→ **EXERCISE REQUIREMENTS**:
Find how many lines of the listing below include the word "Kosovo", then report the number by itself.

→ **ENTRIES**:

* Begin *

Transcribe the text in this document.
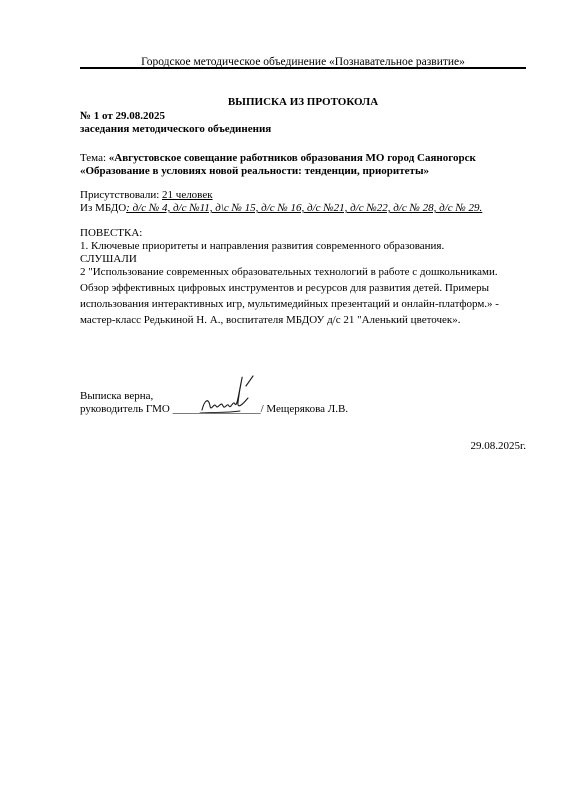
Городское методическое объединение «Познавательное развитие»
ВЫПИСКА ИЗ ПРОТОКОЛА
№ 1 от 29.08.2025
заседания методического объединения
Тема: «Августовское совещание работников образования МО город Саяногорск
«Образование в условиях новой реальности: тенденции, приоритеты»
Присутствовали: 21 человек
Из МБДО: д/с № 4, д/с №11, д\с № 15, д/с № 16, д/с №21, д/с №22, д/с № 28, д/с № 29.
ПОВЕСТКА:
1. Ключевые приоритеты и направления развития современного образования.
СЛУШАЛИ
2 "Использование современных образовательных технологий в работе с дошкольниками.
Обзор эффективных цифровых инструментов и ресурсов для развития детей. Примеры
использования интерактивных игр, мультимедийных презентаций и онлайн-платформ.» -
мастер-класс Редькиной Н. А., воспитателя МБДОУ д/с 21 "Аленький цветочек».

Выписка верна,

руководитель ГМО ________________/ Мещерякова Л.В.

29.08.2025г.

* End *
* Begin *

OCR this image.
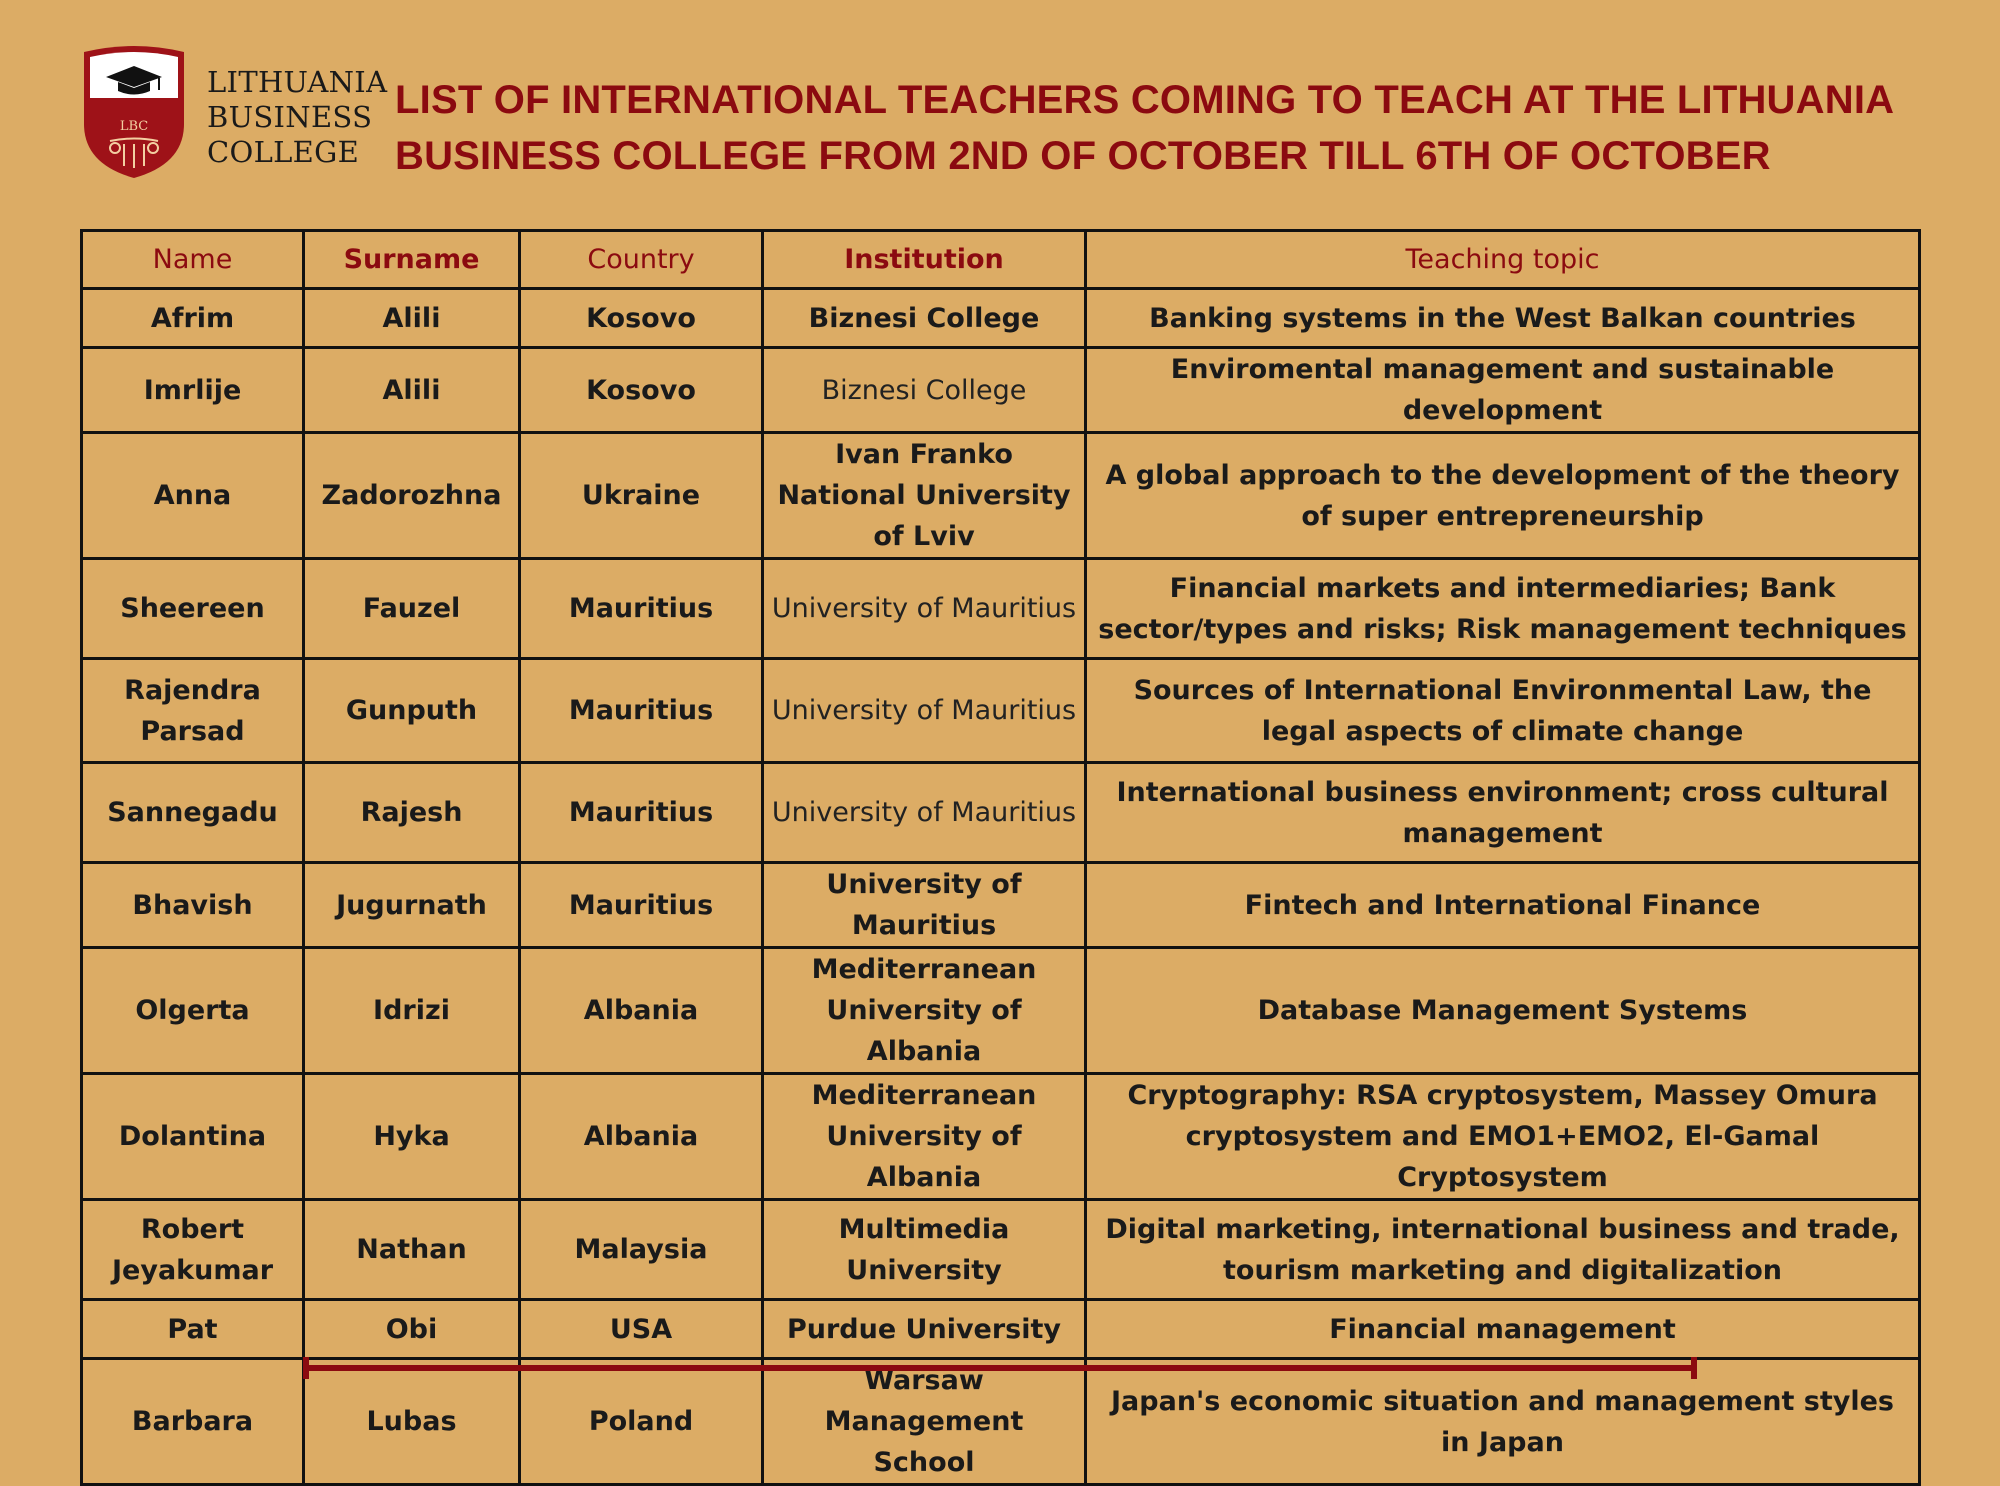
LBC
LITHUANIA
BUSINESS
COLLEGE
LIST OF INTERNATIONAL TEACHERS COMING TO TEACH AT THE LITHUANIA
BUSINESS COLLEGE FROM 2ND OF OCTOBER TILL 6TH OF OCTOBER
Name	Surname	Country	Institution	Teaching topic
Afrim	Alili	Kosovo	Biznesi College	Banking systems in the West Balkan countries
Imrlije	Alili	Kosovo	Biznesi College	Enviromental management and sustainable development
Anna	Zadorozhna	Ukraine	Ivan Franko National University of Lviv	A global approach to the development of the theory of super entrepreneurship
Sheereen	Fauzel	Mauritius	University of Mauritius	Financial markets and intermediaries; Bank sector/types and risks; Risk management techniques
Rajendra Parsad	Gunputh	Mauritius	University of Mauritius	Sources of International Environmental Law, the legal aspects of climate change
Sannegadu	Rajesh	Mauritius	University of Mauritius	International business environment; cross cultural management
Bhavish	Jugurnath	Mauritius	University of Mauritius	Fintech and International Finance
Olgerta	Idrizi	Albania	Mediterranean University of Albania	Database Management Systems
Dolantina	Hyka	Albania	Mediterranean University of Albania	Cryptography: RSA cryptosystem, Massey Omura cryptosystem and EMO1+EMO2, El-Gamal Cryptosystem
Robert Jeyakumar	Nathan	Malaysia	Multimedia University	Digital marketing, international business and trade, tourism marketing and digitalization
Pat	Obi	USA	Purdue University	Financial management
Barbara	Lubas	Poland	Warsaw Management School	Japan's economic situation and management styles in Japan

* End *
* Begin *

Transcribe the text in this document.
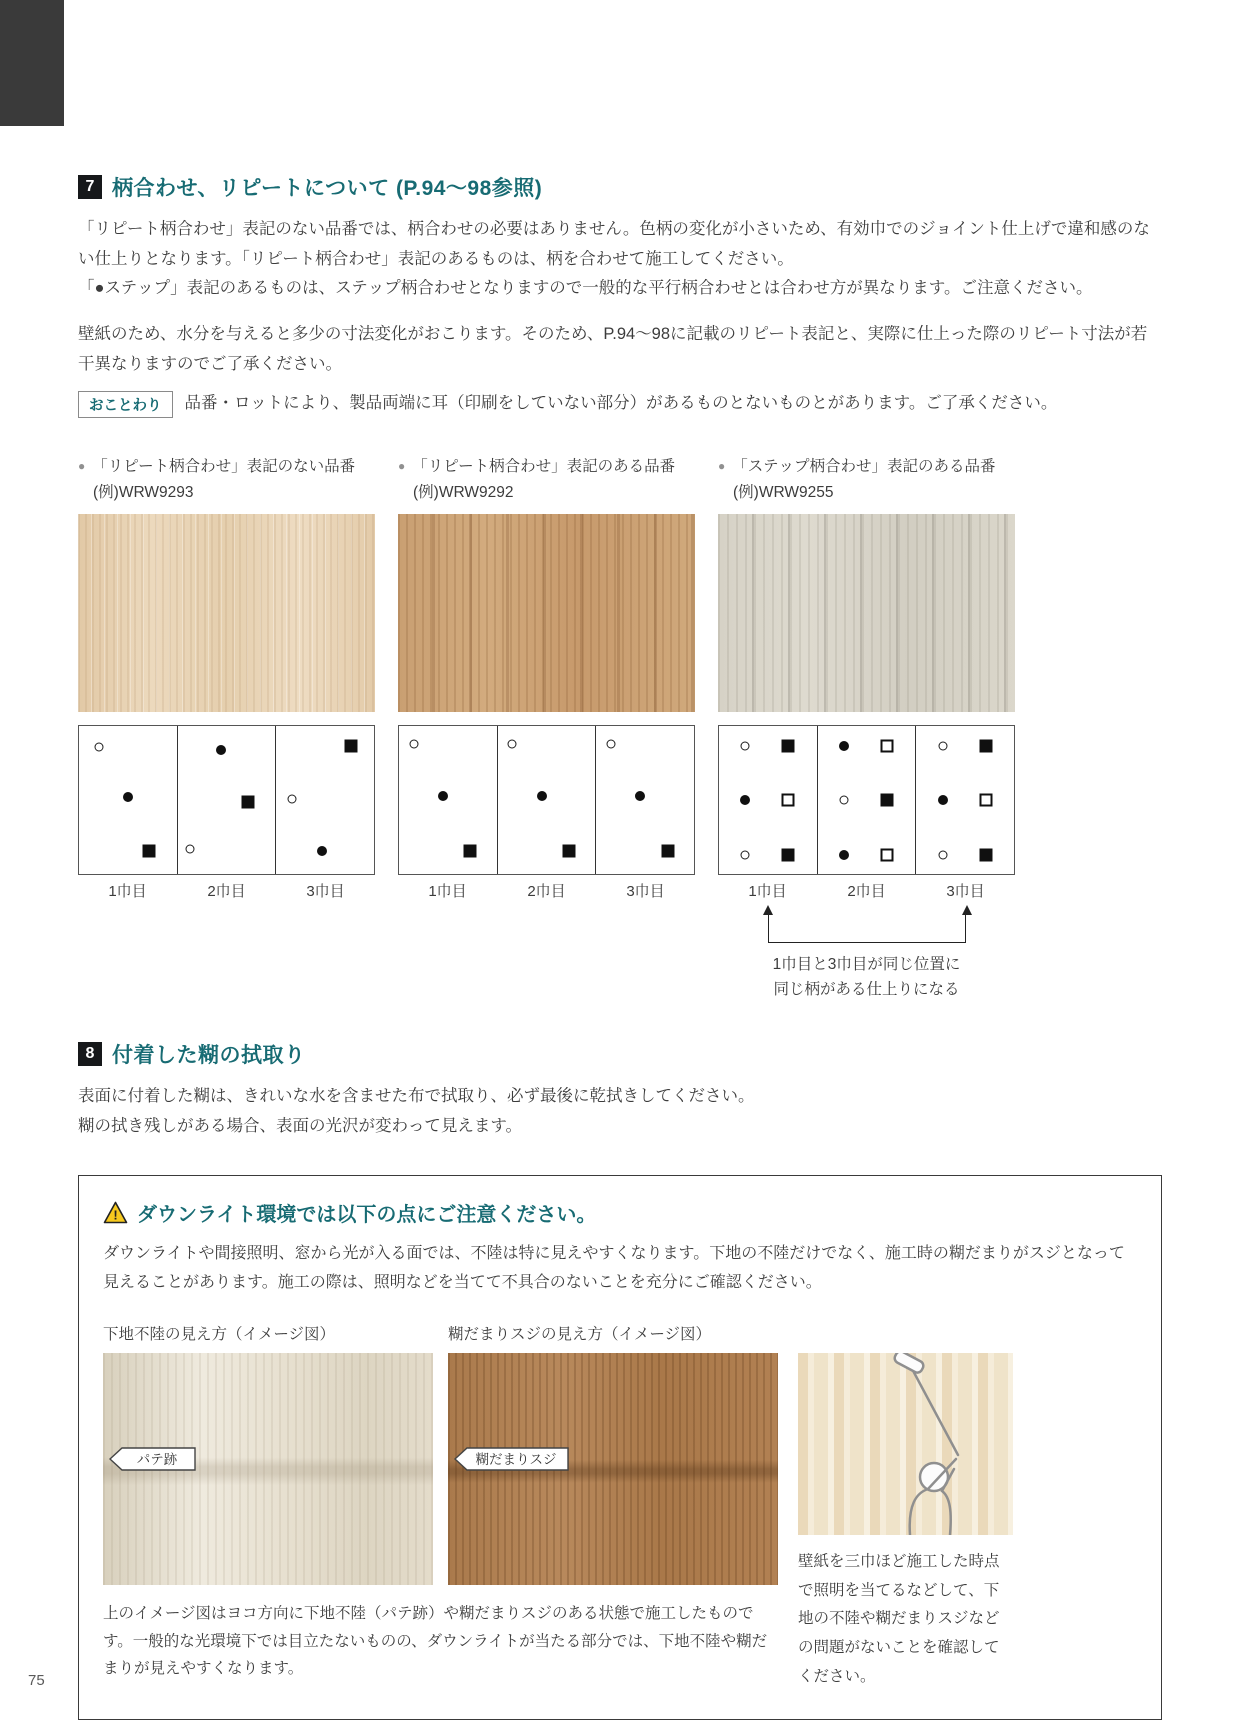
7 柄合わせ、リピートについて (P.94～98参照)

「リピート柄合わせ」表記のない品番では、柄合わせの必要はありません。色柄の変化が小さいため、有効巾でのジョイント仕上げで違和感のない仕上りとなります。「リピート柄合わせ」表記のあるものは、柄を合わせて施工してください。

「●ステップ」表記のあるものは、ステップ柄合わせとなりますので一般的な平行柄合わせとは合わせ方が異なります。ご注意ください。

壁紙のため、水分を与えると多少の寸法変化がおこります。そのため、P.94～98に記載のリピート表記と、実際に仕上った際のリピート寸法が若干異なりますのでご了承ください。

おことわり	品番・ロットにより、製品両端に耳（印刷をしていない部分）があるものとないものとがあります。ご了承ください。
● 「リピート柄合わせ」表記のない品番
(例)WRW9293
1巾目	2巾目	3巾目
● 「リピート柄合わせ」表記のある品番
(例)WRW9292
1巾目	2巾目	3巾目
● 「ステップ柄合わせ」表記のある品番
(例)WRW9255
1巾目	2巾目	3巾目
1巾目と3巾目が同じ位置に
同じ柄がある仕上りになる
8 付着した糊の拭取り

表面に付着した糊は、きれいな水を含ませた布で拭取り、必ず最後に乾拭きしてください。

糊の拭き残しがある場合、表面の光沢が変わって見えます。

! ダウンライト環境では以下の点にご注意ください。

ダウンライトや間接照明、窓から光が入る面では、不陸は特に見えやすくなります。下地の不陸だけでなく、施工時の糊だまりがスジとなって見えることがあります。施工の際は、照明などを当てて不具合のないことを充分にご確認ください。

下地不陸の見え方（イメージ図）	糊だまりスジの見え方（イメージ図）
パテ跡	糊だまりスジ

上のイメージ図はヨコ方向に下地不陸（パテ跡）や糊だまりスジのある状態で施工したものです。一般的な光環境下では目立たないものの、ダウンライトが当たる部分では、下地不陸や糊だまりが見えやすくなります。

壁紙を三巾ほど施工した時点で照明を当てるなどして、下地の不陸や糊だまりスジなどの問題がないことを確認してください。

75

* End *

→ **WRITTEN SOLUTION**:
2